What this task involves
Write out all of the entries exactly as given.

Items

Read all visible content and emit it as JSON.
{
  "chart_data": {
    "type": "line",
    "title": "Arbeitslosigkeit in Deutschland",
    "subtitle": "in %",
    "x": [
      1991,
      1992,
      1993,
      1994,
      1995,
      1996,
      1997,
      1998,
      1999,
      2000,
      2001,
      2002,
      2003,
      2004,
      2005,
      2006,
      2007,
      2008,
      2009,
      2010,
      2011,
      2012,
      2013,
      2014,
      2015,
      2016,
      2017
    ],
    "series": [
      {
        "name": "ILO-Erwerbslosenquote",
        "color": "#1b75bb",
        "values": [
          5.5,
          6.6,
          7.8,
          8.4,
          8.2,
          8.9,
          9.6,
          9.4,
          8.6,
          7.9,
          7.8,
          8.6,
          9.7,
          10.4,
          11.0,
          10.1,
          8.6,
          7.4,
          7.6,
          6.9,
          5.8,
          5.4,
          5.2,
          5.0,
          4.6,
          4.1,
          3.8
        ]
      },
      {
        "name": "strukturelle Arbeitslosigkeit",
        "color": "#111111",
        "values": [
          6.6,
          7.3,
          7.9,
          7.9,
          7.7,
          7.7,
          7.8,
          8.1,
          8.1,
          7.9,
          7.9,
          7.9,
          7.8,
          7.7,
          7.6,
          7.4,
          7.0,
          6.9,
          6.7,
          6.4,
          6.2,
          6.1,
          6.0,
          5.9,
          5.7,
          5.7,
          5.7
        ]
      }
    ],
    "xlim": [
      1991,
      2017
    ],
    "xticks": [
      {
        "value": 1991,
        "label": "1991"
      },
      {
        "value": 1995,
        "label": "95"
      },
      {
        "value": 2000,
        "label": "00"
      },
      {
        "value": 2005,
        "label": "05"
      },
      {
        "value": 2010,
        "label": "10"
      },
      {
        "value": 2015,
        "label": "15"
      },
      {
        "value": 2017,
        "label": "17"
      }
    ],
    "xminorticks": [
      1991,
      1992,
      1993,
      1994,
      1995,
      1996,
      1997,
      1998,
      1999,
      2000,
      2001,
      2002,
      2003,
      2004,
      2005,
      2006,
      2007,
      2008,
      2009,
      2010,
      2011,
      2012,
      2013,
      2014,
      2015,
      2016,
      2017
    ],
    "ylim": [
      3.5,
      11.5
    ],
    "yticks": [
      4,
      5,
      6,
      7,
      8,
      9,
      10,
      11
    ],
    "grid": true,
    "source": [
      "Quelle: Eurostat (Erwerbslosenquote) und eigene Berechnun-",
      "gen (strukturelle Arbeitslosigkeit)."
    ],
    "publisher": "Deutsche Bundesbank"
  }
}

Expected output
Read all visible content and emit it as JSON.
{
  "chart_data": {
    "type": "line",
    "title": "Arbeitslosigkeit in Deutschland",
    "subtitle": "in %",
    "x": [
      1991,
      1992,
      1993,
      1994,
      1995,
      1996,
      1997,
      1998,
      1999,
      2000,
      2001,
      2002,
      2003,
      2004,
      2005,
      2006,
      2007,
      2008,
      2009,
      2010,
      2011,
      2012,
      2013,
      2014,
      2015,
      2016,
      2017
    ],
    "series": [
      {
        "name": "ILO-Erwerbslosenquote",
        "color": "#1b75bb",
        "values": [
          5.5,
          6.6,
          7.8,
          8.4,
          8.2,
          8.9,
          9.6,
          9.4,
          8.6,
          7.9,
          7.8,
          8.6,
          9.7,
          10.4,
          11.0,
          10.1,
          8.6,
          7.4,
          7.6,
          6.9,
          5.8,
          5.4,
          5.2,
          5.0,
          4.6,
          4.1,
          3.8
        ]
      },
      {
        "name": "strukturelle Arbeitslosigkeit",
        "color": "#111111",
        "values": [
          6.6,
          7.3,
          7.9,
          7.9,
          7.7,
          7.7,
          7.8,
          8.1,
          8.1,
          7.9,
          7.9,
          7.9,
          7.8,
          7.7,
          7.6,
          7.4,
          7.0,
          6.9,
          6.7,
          6.4,
          6.2,
          6.1,
          6.0,
          5.9,
          5.7,
          5.7,
          5.7
        ]
      }
    ],
    "xlim": [
      1991,
      2017
    ],
    "xticks": [
      {
        "value": 1991,
        "label": "1991"
      },
      {
        "value": 1995,
        "label": "95"
      },
      {
        "value": 2000,
        "label": "00"
      },
      {
        "value": 2005,
        "label": "05"
      },
      {
        "value": 2010,
        "label": "10"
      },
      {
        "value": 2015,
        "label": "15"
      },
      {
        "value": 2017,
        "label": "17"
      }
    ],
    "xminorticks": [
      1991,
      1992,
      1993,
      1994,
      1995,
      1996,
      1997,
      1998,
      1999,
      2000,
      2001,
      2002,
      2003,
      2004,
      2005,
      2006,
      2007,
      2008,
      2009,
      2010,
      2011,
      2012,
      2013,
      2014,
      2015,
      2016,
      2017
    ],
    "ylim": [
      3.5,
      11.5
    ],
    "yticks": [
      4,
      5,
      6,
      7,
      8,
      9,
      10,
      11
    ],
    "grid": true,
    "source": [
      "Quelle: Eurostat (Erwerbslosenquote) und eigene Berechnun-",
      "gen (strukturelle Arbeitslosigkeit)."
    ],
    "publisher": "Deutsche Bundesbank"
  }
}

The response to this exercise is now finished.